* **Exercise aim**:
Look for the string "JSON" in every line, and copy each line that has it.

[Dataset listings of figures]
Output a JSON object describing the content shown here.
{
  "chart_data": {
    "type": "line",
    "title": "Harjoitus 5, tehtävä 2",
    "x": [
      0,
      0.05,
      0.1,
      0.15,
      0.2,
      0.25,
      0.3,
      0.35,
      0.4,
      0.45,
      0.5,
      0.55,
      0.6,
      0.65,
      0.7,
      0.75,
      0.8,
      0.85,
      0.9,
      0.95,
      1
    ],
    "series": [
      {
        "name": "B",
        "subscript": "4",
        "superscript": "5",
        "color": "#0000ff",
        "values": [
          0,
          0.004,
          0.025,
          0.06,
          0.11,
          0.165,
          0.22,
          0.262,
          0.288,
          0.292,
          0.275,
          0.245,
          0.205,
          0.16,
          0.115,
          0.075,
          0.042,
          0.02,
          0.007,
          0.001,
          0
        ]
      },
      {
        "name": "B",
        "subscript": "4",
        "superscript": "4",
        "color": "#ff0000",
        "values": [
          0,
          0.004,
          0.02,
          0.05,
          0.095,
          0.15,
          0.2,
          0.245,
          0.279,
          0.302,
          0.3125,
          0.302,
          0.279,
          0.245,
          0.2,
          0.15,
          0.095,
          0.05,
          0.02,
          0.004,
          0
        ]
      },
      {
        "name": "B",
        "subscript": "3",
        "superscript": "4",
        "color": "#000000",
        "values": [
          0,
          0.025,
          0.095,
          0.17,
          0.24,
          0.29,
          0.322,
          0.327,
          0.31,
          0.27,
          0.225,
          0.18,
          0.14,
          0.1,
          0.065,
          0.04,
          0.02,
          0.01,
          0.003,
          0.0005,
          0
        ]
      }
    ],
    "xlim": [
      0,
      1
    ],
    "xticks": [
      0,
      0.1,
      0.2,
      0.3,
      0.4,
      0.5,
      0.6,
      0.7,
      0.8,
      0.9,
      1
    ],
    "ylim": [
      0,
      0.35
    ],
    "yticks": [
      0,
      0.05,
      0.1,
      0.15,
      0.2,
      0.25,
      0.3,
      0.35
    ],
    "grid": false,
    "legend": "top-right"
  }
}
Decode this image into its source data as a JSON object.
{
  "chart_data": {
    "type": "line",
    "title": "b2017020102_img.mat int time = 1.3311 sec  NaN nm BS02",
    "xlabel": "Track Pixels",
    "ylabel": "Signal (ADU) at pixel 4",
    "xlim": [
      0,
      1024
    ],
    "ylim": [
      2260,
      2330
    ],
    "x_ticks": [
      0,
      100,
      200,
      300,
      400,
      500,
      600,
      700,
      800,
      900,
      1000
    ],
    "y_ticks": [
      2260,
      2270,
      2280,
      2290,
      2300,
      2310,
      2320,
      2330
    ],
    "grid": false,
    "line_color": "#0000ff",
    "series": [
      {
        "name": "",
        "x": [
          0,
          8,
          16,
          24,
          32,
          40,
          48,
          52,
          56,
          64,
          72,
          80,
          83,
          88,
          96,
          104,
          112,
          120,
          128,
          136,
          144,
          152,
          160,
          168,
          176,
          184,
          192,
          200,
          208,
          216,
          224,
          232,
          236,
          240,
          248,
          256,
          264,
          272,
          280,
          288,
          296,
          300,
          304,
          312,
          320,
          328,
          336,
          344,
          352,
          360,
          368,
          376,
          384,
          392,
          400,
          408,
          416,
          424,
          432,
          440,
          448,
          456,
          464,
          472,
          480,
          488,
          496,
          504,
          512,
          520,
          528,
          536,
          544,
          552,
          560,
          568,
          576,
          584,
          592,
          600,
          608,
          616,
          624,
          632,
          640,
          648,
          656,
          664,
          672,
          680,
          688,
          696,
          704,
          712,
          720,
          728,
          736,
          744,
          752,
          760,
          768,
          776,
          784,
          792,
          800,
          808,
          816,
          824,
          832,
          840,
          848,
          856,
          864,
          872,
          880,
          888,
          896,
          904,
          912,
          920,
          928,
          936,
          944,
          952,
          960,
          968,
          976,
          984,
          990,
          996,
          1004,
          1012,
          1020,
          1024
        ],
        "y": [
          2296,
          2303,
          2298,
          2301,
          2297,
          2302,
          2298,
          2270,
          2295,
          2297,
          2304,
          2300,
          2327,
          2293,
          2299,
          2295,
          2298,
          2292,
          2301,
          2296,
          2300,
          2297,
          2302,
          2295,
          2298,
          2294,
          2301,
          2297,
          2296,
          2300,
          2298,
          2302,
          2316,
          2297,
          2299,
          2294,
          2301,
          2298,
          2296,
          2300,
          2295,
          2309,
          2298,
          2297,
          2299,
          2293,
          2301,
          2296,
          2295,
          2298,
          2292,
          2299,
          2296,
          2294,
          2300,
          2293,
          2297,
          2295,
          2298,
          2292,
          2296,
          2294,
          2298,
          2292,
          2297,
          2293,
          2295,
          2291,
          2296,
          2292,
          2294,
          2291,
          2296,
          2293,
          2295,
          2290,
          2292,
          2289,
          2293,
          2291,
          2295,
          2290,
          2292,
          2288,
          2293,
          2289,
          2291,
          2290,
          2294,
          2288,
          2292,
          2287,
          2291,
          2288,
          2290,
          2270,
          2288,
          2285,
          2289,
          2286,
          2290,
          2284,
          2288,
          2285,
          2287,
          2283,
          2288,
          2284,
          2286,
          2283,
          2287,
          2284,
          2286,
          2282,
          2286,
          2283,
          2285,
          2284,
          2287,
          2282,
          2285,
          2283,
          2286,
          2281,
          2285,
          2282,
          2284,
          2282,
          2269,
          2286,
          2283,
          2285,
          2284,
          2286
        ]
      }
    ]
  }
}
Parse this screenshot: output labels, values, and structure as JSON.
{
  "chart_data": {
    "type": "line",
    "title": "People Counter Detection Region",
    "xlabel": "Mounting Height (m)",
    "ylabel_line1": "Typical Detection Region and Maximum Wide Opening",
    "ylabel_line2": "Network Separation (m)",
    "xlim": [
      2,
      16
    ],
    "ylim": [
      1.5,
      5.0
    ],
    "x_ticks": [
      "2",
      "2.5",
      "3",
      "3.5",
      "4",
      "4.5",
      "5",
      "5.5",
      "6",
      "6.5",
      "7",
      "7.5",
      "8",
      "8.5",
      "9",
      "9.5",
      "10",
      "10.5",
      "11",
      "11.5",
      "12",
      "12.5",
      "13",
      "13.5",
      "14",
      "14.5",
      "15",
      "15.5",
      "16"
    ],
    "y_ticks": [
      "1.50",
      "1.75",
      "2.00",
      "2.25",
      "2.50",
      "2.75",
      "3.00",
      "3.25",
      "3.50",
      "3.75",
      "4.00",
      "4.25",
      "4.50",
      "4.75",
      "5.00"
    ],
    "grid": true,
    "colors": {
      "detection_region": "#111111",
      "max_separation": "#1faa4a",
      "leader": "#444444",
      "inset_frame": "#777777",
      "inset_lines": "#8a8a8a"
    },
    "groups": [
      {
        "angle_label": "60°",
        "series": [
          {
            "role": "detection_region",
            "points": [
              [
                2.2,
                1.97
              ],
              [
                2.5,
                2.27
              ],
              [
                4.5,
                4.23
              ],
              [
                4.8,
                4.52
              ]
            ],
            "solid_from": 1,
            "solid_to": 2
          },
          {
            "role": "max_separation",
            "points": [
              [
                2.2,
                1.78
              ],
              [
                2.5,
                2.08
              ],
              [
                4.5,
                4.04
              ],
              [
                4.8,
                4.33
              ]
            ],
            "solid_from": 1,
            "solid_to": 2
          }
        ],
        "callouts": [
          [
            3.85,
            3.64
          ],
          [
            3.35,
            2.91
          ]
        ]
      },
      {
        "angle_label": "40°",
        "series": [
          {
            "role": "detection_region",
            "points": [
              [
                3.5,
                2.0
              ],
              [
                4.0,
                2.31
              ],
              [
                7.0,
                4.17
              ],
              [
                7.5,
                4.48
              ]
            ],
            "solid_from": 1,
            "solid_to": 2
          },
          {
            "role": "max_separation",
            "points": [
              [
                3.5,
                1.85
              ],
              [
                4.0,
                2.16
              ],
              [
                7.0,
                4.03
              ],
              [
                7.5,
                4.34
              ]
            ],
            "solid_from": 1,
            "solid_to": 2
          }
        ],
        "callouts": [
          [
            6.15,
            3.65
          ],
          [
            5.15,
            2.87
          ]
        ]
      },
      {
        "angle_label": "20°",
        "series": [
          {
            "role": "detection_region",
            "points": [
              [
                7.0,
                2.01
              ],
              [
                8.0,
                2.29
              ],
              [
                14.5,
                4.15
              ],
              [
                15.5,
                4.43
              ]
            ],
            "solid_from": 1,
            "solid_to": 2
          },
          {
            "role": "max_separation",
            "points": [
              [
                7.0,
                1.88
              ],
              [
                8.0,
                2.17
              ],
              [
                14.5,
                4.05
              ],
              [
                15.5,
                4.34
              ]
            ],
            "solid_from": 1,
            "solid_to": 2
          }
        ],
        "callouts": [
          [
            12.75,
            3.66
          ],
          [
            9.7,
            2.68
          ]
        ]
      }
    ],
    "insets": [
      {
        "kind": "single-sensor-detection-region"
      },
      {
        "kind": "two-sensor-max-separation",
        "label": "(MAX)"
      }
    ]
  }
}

* **Answer for the task**:
Output a JSON object describing the content shown here.
Decode this image into its source data as a JSON object.
Parse this screenshot: output labels, values, and structure as JSON.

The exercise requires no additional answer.